Data for the task →
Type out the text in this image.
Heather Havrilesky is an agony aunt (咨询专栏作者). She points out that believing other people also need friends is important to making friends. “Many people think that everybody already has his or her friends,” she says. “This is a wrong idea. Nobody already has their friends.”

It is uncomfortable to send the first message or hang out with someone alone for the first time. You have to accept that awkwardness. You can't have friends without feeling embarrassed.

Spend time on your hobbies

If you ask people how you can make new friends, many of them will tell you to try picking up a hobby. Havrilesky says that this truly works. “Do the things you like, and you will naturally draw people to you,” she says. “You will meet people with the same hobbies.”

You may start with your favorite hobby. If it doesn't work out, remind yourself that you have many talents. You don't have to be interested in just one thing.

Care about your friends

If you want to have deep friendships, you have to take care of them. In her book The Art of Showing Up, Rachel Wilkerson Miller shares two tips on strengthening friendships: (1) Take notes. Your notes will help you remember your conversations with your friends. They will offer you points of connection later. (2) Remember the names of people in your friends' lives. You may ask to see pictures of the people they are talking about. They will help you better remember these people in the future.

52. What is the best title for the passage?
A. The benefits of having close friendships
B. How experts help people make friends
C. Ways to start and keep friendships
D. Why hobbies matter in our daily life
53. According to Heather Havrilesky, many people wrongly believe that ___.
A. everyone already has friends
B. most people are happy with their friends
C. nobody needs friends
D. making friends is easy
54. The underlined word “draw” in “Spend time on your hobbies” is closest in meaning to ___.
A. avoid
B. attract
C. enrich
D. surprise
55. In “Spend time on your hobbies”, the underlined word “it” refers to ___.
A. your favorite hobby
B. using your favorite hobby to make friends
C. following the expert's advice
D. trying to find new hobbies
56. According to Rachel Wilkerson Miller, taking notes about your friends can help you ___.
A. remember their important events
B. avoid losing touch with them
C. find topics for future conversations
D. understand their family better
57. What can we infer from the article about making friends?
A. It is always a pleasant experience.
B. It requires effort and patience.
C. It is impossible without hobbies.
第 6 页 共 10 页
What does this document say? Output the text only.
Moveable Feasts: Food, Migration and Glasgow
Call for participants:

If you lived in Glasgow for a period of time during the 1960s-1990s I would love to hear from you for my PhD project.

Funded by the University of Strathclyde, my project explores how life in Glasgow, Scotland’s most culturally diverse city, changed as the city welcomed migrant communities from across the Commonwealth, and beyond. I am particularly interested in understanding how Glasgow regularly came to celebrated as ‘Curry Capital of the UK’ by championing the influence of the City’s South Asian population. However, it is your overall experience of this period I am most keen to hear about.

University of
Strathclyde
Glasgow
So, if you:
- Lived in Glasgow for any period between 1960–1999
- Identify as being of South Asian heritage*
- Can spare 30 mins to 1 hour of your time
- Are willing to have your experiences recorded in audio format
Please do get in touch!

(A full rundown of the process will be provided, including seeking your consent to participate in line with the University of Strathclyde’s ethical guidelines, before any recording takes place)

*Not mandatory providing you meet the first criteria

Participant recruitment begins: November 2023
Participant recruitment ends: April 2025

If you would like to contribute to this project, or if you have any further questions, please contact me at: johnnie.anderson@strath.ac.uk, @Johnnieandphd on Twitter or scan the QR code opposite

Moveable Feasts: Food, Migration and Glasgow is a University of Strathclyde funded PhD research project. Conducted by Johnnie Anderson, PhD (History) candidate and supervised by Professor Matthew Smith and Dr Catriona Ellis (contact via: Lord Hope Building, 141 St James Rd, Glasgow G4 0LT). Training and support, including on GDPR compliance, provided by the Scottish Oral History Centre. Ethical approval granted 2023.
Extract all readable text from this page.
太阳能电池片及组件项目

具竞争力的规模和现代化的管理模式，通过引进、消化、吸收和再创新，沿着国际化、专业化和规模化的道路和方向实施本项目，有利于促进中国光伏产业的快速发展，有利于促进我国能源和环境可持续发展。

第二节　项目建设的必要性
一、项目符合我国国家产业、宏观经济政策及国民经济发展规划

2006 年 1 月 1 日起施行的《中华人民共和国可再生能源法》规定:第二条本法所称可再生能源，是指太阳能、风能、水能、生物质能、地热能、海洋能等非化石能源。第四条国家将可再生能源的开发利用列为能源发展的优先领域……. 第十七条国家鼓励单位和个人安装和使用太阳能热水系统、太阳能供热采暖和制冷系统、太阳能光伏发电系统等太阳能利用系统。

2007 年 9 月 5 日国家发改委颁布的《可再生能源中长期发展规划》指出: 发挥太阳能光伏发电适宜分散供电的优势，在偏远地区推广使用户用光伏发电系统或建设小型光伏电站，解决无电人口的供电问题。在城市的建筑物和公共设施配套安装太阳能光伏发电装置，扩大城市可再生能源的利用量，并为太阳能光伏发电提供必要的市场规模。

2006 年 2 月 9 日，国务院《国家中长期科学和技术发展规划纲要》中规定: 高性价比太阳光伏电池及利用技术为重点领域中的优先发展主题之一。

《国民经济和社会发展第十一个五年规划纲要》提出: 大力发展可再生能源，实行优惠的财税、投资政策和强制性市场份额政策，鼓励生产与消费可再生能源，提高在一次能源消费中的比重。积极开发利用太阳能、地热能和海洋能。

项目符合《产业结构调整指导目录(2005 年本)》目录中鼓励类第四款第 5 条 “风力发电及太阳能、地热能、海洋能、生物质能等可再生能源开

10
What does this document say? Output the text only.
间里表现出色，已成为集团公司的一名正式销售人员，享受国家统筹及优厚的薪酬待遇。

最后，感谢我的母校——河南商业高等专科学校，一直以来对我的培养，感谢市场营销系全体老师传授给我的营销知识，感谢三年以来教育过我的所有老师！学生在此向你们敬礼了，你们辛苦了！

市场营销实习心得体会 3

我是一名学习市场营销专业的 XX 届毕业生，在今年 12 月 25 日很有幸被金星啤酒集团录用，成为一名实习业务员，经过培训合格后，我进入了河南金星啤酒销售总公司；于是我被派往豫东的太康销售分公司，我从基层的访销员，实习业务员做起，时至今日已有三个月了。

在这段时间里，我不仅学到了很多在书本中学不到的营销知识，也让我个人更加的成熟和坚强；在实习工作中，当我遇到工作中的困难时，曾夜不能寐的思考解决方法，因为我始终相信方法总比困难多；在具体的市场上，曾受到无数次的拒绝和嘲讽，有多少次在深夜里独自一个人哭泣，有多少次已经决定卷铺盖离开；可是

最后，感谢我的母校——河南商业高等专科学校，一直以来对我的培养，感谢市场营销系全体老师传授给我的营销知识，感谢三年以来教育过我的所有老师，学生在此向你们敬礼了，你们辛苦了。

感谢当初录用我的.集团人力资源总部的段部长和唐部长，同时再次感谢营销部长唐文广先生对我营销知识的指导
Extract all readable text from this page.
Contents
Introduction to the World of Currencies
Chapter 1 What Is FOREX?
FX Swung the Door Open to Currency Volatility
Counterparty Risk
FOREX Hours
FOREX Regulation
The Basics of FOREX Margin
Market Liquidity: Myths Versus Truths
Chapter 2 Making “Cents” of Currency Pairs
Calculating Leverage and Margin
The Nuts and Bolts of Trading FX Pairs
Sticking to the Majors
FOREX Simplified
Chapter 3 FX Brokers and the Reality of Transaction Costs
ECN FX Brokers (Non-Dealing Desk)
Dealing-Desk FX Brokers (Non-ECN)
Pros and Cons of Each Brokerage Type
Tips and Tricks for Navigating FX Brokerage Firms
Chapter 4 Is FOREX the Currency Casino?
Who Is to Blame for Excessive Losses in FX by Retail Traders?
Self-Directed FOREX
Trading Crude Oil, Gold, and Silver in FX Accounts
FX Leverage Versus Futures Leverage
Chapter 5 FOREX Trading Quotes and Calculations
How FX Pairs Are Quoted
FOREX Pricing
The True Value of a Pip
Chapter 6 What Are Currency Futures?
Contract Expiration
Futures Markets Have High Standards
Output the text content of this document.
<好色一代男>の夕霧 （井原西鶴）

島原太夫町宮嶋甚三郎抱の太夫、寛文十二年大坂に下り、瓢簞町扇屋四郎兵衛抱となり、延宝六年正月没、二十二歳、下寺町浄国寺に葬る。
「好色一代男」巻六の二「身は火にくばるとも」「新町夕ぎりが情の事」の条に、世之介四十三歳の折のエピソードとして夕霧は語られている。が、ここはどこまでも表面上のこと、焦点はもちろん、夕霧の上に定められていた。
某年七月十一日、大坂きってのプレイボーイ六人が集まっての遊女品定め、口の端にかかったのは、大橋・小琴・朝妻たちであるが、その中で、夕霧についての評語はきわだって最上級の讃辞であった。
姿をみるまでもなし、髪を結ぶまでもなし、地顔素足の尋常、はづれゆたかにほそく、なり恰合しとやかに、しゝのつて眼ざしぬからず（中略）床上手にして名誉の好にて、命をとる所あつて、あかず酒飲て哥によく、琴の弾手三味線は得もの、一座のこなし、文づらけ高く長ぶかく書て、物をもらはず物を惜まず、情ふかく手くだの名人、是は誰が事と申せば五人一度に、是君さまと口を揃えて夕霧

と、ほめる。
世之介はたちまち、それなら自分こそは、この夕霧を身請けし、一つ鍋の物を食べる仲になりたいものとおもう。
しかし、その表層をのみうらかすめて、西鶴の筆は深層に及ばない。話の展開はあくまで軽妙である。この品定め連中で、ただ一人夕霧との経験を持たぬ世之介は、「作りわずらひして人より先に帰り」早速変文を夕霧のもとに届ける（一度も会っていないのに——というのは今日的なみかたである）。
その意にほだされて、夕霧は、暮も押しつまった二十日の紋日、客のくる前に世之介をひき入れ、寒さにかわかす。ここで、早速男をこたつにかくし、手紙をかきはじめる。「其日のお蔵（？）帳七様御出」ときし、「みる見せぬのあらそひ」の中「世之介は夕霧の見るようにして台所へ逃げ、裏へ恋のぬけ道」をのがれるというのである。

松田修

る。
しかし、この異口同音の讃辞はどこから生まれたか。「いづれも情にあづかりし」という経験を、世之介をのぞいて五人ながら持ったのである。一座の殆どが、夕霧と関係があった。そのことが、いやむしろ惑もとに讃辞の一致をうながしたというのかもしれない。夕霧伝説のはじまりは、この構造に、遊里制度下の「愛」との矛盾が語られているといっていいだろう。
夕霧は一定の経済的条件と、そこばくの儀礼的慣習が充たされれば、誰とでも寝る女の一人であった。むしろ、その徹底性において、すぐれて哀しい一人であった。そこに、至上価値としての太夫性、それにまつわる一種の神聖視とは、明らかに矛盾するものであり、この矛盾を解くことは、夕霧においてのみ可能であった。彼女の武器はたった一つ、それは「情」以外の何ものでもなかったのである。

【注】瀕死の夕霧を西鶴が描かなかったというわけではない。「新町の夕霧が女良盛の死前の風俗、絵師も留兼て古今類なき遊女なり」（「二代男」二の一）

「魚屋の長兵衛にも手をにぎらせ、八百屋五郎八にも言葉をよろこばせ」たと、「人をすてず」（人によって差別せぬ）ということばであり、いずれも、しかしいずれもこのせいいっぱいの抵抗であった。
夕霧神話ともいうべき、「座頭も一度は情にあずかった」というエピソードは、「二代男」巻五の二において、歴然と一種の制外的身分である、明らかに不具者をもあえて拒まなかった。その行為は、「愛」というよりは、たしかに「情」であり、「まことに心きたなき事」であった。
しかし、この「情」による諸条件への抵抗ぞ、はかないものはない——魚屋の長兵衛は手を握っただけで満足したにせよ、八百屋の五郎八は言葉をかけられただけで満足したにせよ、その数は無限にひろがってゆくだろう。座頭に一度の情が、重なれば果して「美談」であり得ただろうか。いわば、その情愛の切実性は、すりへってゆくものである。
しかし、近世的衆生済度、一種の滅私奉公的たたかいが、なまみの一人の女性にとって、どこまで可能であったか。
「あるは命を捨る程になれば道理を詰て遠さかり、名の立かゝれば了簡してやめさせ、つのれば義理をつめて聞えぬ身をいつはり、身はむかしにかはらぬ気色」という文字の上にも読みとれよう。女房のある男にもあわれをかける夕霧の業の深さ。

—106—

Requirement → Go over the data above and copy every line that has the word "draw" in it.

Result of this exercise →
If you ask people how you can make new friends, many of them will tell you to try picking up a hobby. Havrilesky says that this truly works. “Do the things you like, and you will naturally draw people to you,” she says. “You will meet people with the same hobbies.”
54. The underlined word “draw” in “Spend time on your hobbies” is closest in meaning to ___.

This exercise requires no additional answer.